Dataset entries
"""

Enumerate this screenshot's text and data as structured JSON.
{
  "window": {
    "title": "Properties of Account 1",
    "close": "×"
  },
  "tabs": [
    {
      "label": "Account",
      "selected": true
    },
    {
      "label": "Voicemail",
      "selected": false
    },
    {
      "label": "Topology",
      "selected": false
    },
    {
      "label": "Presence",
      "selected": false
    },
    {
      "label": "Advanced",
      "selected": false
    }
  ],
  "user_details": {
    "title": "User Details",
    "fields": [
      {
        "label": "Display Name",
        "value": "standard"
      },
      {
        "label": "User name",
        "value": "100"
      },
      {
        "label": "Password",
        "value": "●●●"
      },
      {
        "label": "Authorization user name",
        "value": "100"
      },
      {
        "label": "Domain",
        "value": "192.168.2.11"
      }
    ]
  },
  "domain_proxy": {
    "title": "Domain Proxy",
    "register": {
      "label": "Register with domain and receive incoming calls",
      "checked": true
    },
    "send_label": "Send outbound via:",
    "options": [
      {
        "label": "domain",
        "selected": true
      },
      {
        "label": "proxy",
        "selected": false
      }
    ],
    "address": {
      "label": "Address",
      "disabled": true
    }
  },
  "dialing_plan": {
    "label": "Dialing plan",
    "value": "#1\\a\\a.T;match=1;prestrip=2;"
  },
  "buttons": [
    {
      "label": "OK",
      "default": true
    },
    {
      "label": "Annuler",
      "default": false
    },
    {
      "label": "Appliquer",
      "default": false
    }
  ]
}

"""

- _TASK INSTRUCTIONS_: Go through the data and return every record exactly.

- _TASK ANSWER_:
Enumerate this screenshot's text and data as structured JSON.
{
  "window": {
    "title": "Properties of Account 1",
    "close": "×"
  },
  "tabs": [
    {
      "label": "Account",
      "selected": true
    },
    {
      "label": "Voicemail",
      "selected": false
    },
    {
      "label": "Topology",
      "selected": false
    },
    {
      "label": "Presence",
      "selected": false
    },
    {
      "label": "Advanced",
      "selected": false
    }
  ],
  "user_details": {
    "title": "User Details",
    "fields": [
      {
        "label": "Display Name",
        "value": "standard"
      },
      {
        "label": "User name",
        "value": "100"
      },
      {
        "label": "Password",
        "value": "●●●"
      },
      {
        "label": "Authorization user name",
        "value": "100"
      },
      {
        "label": "Domain",
        "value": "192.168.2.11"
      }
    ]
  },
  "domain_proxy": {
    "title": "Domain Proxy",
    "register": {
      "label": "Register with domain and receive incoming calls",
      "checked": true
    },
    "send_label": "Send outbound via:",
    "options": [
      {
        "label": "domain",
        "selected": true
      },
      {
        "label": "proxy",
        "selected": false
      }
    ],
    "address": {
      "label": "Address",
      "disabled": true
    }
  },
  "dialing_plan": {
    "label": "Dialing plan",
    "value": "#1\\a\\a.T;match=1;prestrip=2;"
  },
  "buttons": [
    {
      "label": "OK",
      "default": true
    },
    {
      "label": "Annuler",
      "default": false
    },
    {
      "label": "Appliquer",
      "default": false
    }
  ]
}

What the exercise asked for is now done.